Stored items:

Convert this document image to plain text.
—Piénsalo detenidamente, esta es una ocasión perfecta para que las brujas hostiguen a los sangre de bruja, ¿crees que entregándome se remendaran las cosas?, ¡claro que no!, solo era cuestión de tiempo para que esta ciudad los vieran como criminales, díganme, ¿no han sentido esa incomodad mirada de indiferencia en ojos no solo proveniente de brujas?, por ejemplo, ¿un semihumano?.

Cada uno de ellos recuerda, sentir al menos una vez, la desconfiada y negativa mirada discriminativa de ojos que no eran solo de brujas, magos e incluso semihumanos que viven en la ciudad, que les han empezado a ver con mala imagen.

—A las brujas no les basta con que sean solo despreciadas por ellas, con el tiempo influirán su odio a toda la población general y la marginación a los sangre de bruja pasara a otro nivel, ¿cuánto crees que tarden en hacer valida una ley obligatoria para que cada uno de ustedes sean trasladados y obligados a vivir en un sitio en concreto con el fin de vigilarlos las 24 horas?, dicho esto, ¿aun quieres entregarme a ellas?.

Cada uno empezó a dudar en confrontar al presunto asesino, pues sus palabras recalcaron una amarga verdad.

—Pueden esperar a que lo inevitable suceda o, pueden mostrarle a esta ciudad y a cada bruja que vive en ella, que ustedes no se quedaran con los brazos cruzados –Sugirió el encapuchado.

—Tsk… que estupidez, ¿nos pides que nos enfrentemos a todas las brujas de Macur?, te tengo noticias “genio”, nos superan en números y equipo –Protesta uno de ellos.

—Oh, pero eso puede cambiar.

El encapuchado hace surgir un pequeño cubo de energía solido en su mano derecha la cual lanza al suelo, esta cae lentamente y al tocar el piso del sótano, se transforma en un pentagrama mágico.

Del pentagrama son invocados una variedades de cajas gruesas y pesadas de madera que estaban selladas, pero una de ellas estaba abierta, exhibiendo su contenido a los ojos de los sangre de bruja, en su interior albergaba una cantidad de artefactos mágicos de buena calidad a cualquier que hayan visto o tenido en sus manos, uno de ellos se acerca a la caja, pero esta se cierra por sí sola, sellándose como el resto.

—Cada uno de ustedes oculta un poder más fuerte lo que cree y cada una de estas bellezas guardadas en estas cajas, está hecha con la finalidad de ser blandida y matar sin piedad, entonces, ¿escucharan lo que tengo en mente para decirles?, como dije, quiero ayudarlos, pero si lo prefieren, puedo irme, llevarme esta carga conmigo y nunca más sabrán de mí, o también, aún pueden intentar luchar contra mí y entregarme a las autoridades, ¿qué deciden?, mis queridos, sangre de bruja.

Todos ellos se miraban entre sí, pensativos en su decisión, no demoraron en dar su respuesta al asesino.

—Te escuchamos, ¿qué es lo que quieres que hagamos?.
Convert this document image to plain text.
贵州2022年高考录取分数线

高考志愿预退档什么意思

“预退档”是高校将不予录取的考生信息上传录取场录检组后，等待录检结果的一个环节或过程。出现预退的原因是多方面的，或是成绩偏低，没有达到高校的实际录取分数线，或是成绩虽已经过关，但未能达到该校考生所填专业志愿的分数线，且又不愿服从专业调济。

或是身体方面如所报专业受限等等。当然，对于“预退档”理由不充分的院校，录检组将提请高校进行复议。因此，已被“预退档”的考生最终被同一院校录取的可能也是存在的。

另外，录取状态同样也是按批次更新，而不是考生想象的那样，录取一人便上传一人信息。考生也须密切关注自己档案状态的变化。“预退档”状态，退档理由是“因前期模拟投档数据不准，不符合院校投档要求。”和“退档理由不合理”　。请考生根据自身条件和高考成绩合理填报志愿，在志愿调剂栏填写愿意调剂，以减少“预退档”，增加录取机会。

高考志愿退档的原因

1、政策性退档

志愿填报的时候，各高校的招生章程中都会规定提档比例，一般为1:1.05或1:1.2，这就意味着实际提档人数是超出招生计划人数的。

## WHAT THIS TASK INVOLVES
Copy out every line of the listing that contains the string "asesino".

## RESPONSE TO THE TASK
Cada uno empezó a dudar en confrontar al presunto asesino, pues sus palabras recalcaron una amarga verdad.
Todos ellos se miraban entre sí, pensativos en su decisión, no demoraron en dar su respuesta al asesino.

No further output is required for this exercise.